--- Prompt ---
Drop all images and give the records again exactly.

--- Supplied information ---
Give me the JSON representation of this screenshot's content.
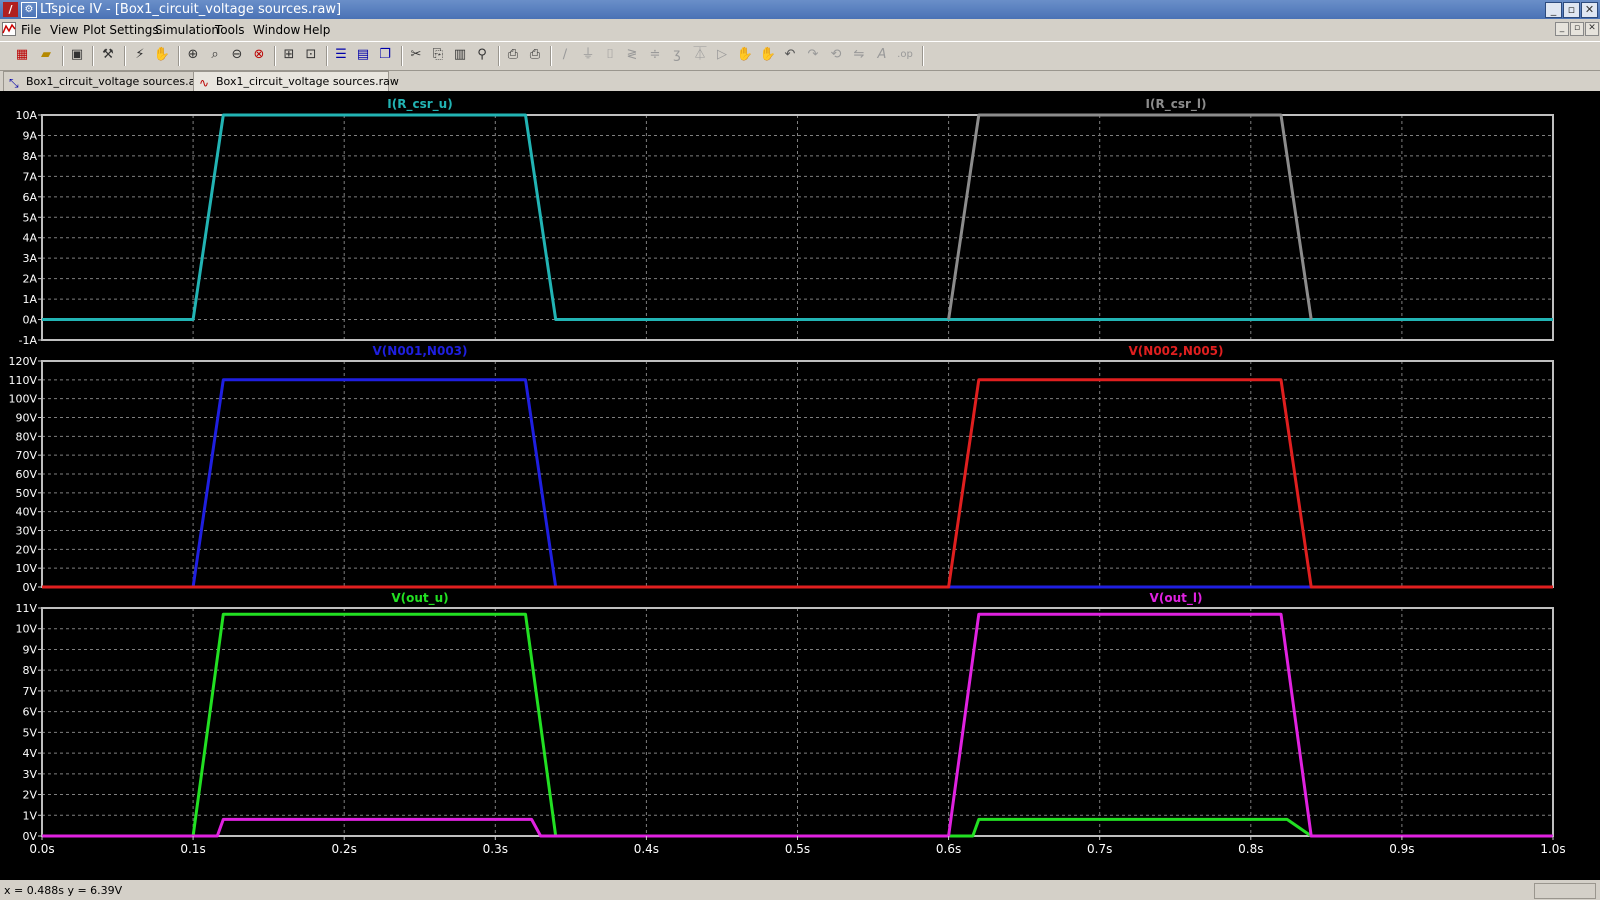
{
  "window": {
    "title": "LTspice IV - [Box1_circuit_voltage sources.raw]"
  },
  "menu": {
    "items": [
      "File",
      "View",
      "Plot Settings",
      "Simulation",
      "Tools",
      "Window",
      "Help"
    ]
  },
  "tabs": [
    {
      "label": "Box1_circuit_voltage sources.asc",
      "icon": "schematic-icon",
      "active": false
    },
    {
      "label": "Box1_circuit_voltage sources.raw",
      "icon": "waveform-icon",
      "active": true
    }
  ],
  "toolbar": {
    "icons": [
      "new-schematic-icon",
      "open-icon",
      "save-icon",
      "control-panel-icon",
      "run-icon",
      "halt-icon",
      "zoom-in-icon",
      "zoom-to-fit-icon",
      "zoom-out-icon",
      "cancel-zoom-icon",
      "autorange-icon",
      "mark-icon",
      "tile-horizontal-icon",
      "tile-vertical-icon",
      "cascade-icon",
      "cut-icon",
      "copy-icon",
      "paste-icon",
      "find-icon",
      "print-preview-icon",
      "print-icon",
      "wire-icon",
      "ground-icon",
      "label-icon",
      "resistor-icon",
      "capacitor-icon",
      "inductor-icon",
      "diode-icon",
      "component-icon",
      "move-icon",
      "drag-icon",
      "undo-icon",
      "redo-icon",
      "rotate-icon",
      "mirror-icon",
      "text-icon",
      "spice-directive-icon"
    ]
  },
  "status": {
    "text": "x = 0.488s    y = 6.39V"
  },
  "colors": {
    "plot_bg": "#000000",
    "grid": "#7f7f7f",
    "axis_text": "#ffffff"
  },
  "chart_data": [
    {
      "type": "line",
      "x_ticks": [
        "0.0s",
        "0.1s",
        "0.2s",
        "0.3s",
        "0.4s",
        "0.5s",
        "0.6s",
        "0.7s",
        "0.8s",
        "0.9s",
        "1.0s"
      ],
      "xlim": [
        0,
        1
      ],
      "ylim": [
        -1,
        10
      ],
      "y_ticks": [
        "-1A",
        "0A",
        "1A",
        "2A",
        "3A",
        "4A",
        "5A",
        "6A",
        "7A",
        "8A",
        "9A",
        "10A"
      ],
      "y_tick_values": [
        -1,
        0,
        1,
        2,
        3,
        4,
        5,
        6,
        7,
        8,
        9,
        10
      ],
      "grid": true,
      "series": [
        {
          "name": "I(R_csr_u)",
          "color": "#22b4b4",
          "x": [
            0,
            0.1,
            0.12,
            0.32,
            0.34,
            1.0
          ],
          "y": [
            0,
            0,
            10,
            10,
            0,
            0
          ]
        },
        {
          "name": "I(R_csr_l)",
          "color": "#8c8c8c",
          "x": [
            0.6,
            0.62,
            0.82,
            0.84
          ],
          "y": [
            0,
            10,
            10,
            0
          ]
        }
      ]
    },
    {
      "type": "line",
      "x_ticks": [
        "0.0s",
        "0.1s",
        "0.2s",
        "0.3s",
        "0.4s",
        "0.5s",
        "0.6s",
        "0.7s",
        "0.8s",
        "0.9s",
        "1.0s"
      ],
      "xlim": [
        0,
        1
      ],
      "ylim": [
        0,
        120
      ],
      "y_ticks": [
        "0V",
        "10V",
        "20V",
        "30V",
        "40V",
        "50V",
        "60V",
        "70V",
        "80V",
        "90V",
        "100V",
        "110V",
        "120V"
      ],
      "y_tick_values": [
        0,
        10,
        20,
        30,
        40,
        50,
        60,
        70,
        80,
        90,
        100,
        110,
        120
      ],
      "grid": true,
      "series": [
        {
          "name": "V(N001,N003)",
          "color": "#1f1fe0",
          "x": [
            0,
            0.1,
            0.12,
            0.32,
            0.34,
            1.0
          ],
          "y": [
            0,
            0,
            110,
            110,
            0,
            0
          ]
        },
        {
          "name": "V(N002,N005)",
          "color": "#e01f1f",
          "x": [
            0,
            0.6,
            0.62,
            0.82,
            0.84,
            1.0
          ],
          "y": [
            0,
            0,
            110,
            110,
            0,
            0
          ]
        }
      ]
    },
    {
      "type": "line",
      "x_ticks": [
        "0.0s",
        "0.1s",
        "0.2s",
        "0.3s",
        "0.4s",
        "0.5s",
        "0.6s",
        "0.7s",
        "0.8s",
        "0.9s",
        "1.0s"
      ],
      "xlim": [
        0,
        1
      ],
      "ylim": [
        0,
        11
      ],
      "y_ticks": [
        "0V",
        "1V",
        "2V",
        "3V",
        "4V",
        "5V",
        "6V",
        "7V",
        "8V",
        "9V",
        "10V",
        "11V"
      ],
      "y_tick_values": [
        0,
        1,
        2,
        3,
        4,
        5,
        6,
        7,
        8,
        9,
        10,
        11
      ],
      "grid": true,
      "series": [
        {
          "name": "V(out_u)",
          "color": "#22e022",
          "x": [
            0,
            0.1,
            0.12,
            0.32,
            0.34,
            0.6,
            0.616,
            0.62,
            0.82,
            0.824,
            0.84,
            1.0
          ],
          "y": [
            0,
            0,
            10.7,
            10.7,
            0,
            0,
            0,
            0.8,
            0.8,
            0.8,
            0,
            0
          ]
        },
        {
          "name": "V(out_l)",
          "color": "#e022e0",
          "x": [
            0,
            0.116,
            0.12,
            0.32,
            0.324,
            0.33,
            0.6,
            0.62,
            0.82,
            0.84,
            1.0
          ],
          "y": [
            0,
            0,
            0.8,
            0.8,
            0.8,
            0,
            0,
            10.7,
            10.7,
            0,
            0
          ]
        }
      ]
    }
  ]
}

--- Finished task ---
Give me the JSON representation of this screenshot's content.
{
  "window": {
    "title": "LTspice IV - [Box1_circuit_voltage sources.raw]"
  },
  "menu": {
    "items": [
      "File",
      "View",
      "Plot Settings",
      "Simulation",
      "Tools",
      "Window",
      "Help"
    ]
  },
  "tabs": [
    {
      "label": "Box1_circuit_voltage sources.asc",
      "icon": "schematic-icon",
      "active": false
    },
    {
      "label": "Box1_circuit_voltage sources.raw",
      "icon": "waveform-icon",
      "active": true
    }
  ],
  "toolbar": {
    "icons": [
      "new-schematic-icon",
      "open-icon",
      "save-icon",
      "control-panel-icon",
      "run-icon",
      "halt-icon",
      "zoom-in-icon",
      "zoom-to-fit-icon",
      "zoom-out-icon",
      "cancel-zoom-icon",
      "autorange-icon",
      "mark-icon",
      "tile-horizontal-icon",
      "tile-vertical-icon",
      "cascade-icon",
      "cut-icon",
      "copy-icon",
      "paste-icon",
      "find-icon",
      "print-preview-icon",
      "print-icon",
      "wire-icon",
      "ground-icon",
      "label-icon",
      "resistor-icon",
      "capacitor-icon",
      "inductor-icon",
      "diode-icon",
      "component-icon",
      "move-icon",
      "drag-icon",
      "undo-icon",
      "redo-icon",
      "rotate-icon",
      "mirror-icon",
      "text-icon",
      "spice-directive-icon"
    ]
  },
  "status": {
    "text": "x = 0.488s    y = 6.39V"
  },
  "colors": {
    "plot_bg": "#000000",
    "grid": "#7f7f7f",
    "axis_text": "#ffffff"
  },
  "chart_data": [
    {
      "type": "line",
      "x_ticks": [
        "0.0s",
        "0.1s",
        "0.2s",
        "0.3s",
        "0.4s",
        "0.5s",
        "0.6s",
        "0.7s",
        "0.8s",
        "0.9s",
        "1.0s"
      ],
      "xlim": [
        0,
        1
      ],
      "ylim": [
        -1,
        10
      ],
      "y_ticks": [
        "-1A",
        "0A",
        "1A",
        "2A",
        "3A",
        "4A",
        "5A",
        "6A",
        "7A",
        "8A",
        "9A",
        "10A"
      ],
      "y_tick_values": [
        -1,
        0,
        1,
        2,
        3,
        4,
        5,
        6,
        7,
        8,
        9,
        10
      ],
      "grid": true,
      "series": [
        {
          "name": "I(R_csr_u)",
          "color": "#22b4b4",
          "x": [
            0,
            0.1,
            0.12,
            0.32,
            0.34,
            1.0
          ],
          "y": [
            0,
            0,
            10,
            10,
            0,
            0
          ]
        },
        {
          "name": "I(R_csr_l)",
          "color": "#8c8c8c",
          "x": [
            0.6,
            0.62,
            0.82,
            0.84
          ],
          "y": [
            0,
            10,
            10,
            0
          ]
        }
      ]
    },
    {
      "type": "line",
      "x_ticks": [
        "0.0s",
        "0.1s",
        "0.2s",
        "0.3s",
        "0.4s",
        "0.5s",
        "0.6s",
        "0.7s",
        "0.8s",
        "0.9s",
        "1.0s"
      ],
      "xlim": [
        0,
        1
      ],
      "ylim": [
        0,
        120
      ],
      "y_ticks": [
        "0V",
        "10V",
        "20V",
        "30V",
        "40V",
        "50V",
        "60V",
        "70V",
        "80V",
        "90V",
        "100V",
        "110V",
        "120V"
      ],
      "y_tick_values": [
        0,
        10,
        20,
        30,
        40,
        50,
        60,
        70,
        80,
        90,
        100,
        110,
        120
      ],
      "grid": true,
      "series": [
        {
          "name": "V(N001,N003)",
          "color": "#1f1fe0",
          "x": [
            0,
            0.1,
            0.12,
            0.32,
            0.34,
            1.0
          ],
          "y": [
            0,
            0,
            110,
            110,
            0,
            0
          ]
        },
        {
          "name": "V(N002,N005)",
          "color": "#e01f1f",
          "x": [
            0,
            0.6,
            0.62,
            0.82,
            0.84,
            1.0
          ],
          "y": [
            0,
            0,
            110,
            110,
            0,
            0
          ]
        }
      ]
    },
    {
      "type": "line",
      "x_ticks": [
        "0.0s",
        "0.1s",
        "0.2s",
        "0.3s",
        "0.4s",
        "0.5s",
        "0.6s",
        "0.7s",
        "0.8s",
        "0.9s",
        "1.0s"
      ],
      "xlim": [
        0,
        1
      ],
      "ylim": [
        0,
        11
      ],
      "y_ticks": [
        "0V",
        "1V",
        "2V",
        "3V",
        "4V",
        "5V",
        "6V",
        "7V",
        "8V",
        "9V",
        "10V",
        "11V"
      ],
      "y_tick_values": [
        0,
        1,
        2,
        3,
        4,
        5,
        6,
        7,
        8,
        9,
        10,
        11
      ],
      "grid": true,
      "series": [
        {
          "name": "V(out_u)",
          "color": "#22e022",
          "x": [
            0,
            0.1,
            0.12,
            0.32,
            0.34,
            0.6,
            0.616,
            0.62,
            0.82,
            0.824,
            0.84,
            1.0
          ],
          "y": [
            0,
            0,
            10.7,
            10.7,
            0,
            0,
            0,
            0.8,
            0.8,
            0.8,
            0,
            0
          ]
        },
        {
          "name": "V(out_l)",
          "color": "#e022e0",
          "x": [
            0,
            0.116,
            0.12,
            0.32,
            0.324,
            0.33,
            0.6,
            0.62,
            0.82,
            0.84,
            1.0
          ],
          "y": [
            0,
            0,
            0.8,
            0.8,
            0.8,
            0,
            0,
            10.7,
            10.7,
            0,
            0
          ]
        }
      ]
    }
  ]
}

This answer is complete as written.